━━━ Material shown

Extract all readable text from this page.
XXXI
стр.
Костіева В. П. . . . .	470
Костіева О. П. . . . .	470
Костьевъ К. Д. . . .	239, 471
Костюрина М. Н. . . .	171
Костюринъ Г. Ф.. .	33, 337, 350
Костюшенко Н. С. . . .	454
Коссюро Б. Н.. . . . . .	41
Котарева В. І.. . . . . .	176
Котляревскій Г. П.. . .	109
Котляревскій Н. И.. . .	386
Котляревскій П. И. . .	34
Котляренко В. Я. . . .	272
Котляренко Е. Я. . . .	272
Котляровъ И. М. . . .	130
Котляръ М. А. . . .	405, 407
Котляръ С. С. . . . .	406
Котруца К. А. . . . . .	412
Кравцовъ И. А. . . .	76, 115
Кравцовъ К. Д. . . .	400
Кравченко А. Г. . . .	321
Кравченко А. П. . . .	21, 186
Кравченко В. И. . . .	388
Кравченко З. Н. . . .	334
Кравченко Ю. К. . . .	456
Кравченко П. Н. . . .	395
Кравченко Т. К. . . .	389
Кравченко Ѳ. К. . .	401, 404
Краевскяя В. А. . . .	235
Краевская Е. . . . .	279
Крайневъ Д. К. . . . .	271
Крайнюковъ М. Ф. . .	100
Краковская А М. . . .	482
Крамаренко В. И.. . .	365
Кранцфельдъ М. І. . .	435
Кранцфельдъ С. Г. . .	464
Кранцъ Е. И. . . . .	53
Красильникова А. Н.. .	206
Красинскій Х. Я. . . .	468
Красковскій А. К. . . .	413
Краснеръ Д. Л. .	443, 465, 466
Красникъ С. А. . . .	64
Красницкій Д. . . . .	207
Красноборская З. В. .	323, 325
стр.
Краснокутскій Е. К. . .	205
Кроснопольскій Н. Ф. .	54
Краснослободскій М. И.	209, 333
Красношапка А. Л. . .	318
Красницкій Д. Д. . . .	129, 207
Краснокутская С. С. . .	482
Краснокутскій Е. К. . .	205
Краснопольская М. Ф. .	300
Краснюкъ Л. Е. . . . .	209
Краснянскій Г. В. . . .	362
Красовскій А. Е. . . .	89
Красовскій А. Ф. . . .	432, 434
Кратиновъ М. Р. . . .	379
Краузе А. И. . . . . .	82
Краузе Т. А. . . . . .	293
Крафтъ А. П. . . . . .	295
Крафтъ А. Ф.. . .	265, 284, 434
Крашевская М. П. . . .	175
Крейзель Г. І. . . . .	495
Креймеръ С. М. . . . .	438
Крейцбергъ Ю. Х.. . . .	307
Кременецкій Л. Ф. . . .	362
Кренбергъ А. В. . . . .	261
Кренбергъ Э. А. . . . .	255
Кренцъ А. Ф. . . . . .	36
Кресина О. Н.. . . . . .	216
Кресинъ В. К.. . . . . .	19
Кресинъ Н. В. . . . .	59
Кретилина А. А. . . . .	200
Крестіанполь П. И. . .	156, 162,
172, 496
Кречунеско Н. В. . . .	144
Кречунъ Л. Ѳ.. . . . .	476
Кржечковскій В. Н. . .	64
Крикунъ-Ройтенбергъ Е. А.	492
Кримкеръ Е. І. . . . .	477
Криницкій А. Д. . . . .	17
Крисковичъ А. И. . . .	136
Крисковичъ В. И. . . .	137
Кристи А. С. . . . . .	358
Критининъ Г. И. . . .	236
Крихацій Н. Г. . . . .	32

━━━━━━
━━━ Material shown

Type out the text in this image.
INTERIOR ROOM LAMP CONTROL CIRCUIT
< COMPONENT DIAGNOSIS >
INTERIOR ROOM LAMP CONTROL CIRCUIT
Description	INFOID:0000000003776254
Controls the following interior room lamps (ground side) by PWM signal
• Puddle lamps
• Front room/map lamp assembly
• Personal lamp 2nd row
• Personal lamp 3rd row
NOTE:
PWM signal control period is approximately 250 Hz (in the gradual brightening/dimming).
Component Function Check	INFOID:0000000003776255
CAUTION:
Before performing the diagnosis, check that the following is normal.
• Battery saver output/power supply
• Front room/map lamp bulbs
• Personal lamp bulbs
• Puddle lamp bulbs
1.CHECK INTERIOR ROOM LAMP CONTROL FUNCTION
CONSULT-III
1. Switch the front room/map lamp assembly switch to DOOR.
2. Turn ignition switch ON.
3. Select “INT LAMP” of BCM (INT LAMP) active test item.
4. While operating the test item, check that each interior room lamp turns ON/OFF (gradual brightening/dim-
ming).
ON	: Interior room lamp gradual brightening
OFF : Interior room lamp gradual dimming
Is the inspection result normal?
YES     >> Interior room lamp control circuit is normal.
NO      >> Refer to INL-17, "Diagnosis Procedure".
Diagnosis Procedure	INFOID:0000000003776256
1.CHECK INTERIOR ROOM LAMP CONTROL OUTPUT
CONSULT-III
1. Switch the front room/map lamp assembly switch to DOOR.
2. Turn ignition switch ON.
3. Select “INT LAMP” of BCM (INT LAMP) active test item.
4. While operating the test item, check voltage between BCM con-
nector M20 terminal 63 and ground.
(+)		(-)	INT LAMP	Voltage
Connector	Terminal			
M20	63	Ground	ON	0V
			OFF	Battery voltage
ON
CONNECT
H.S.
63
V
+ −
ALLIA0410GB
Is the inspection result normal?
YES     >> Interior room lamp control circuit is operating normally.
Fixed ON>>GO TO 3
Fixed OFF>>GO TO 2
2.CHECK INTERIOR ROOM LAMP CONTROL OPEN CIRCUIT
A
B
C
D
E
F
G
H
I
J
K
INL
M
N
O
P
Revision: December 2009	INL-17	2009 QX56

━━━━━━
━━━ Material shown

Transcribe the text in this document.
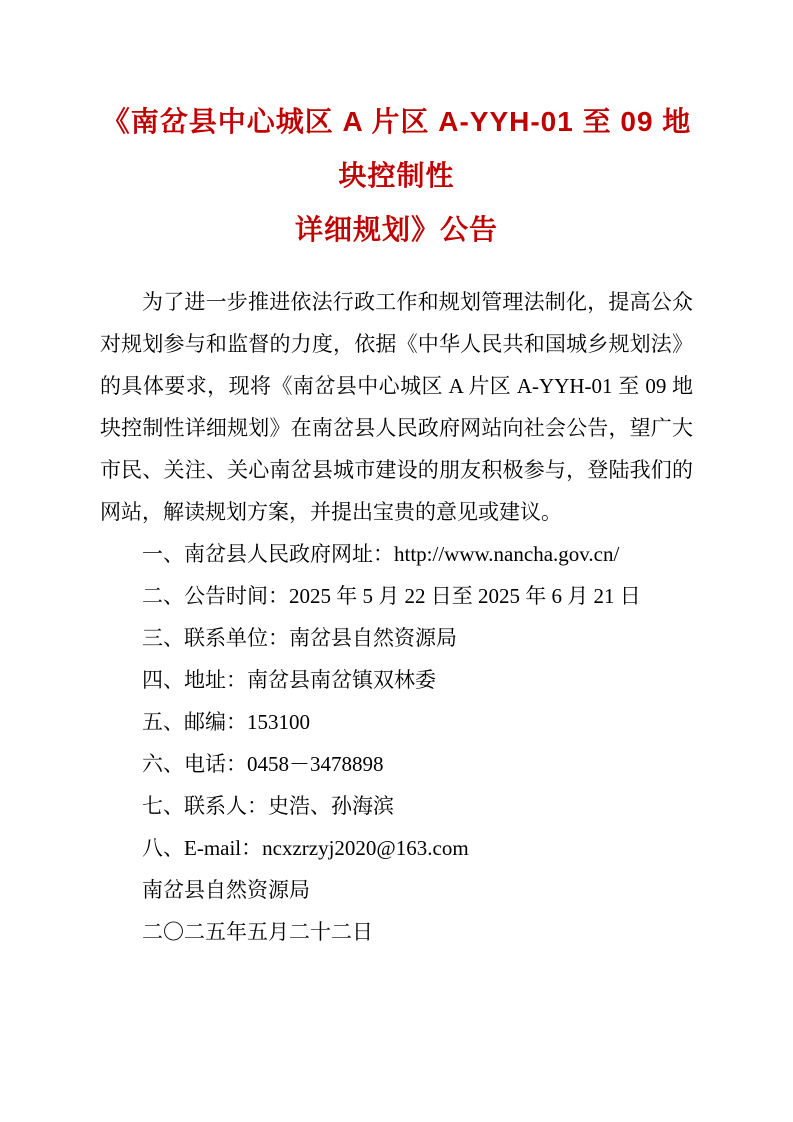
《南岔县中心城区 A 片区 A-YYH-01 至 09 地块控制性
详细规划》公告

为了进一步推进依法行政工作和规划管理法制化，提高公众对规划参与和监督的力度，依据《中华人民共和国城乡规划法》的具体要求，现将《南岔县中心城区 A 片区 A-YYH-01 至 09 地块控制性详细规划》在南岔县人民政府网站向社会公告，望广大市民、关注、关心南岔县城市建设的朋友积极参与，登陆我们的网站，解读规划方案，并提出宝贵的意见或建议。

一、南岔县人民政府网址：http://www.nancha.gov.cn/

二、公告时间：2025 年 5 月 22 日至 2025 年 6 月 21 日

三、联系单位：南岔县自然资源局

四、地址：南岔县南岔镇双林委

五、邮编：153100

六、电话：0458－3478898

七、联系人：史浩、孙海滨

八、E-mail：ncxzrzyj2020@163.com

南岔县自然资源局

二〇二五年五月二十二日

━━━━━━

» Task statement: Report each line in the preceding entries that holds the string "this".

» Solution:
Extract all readable text from this page.
Type out the text in this image.
Transcribe the text in this document.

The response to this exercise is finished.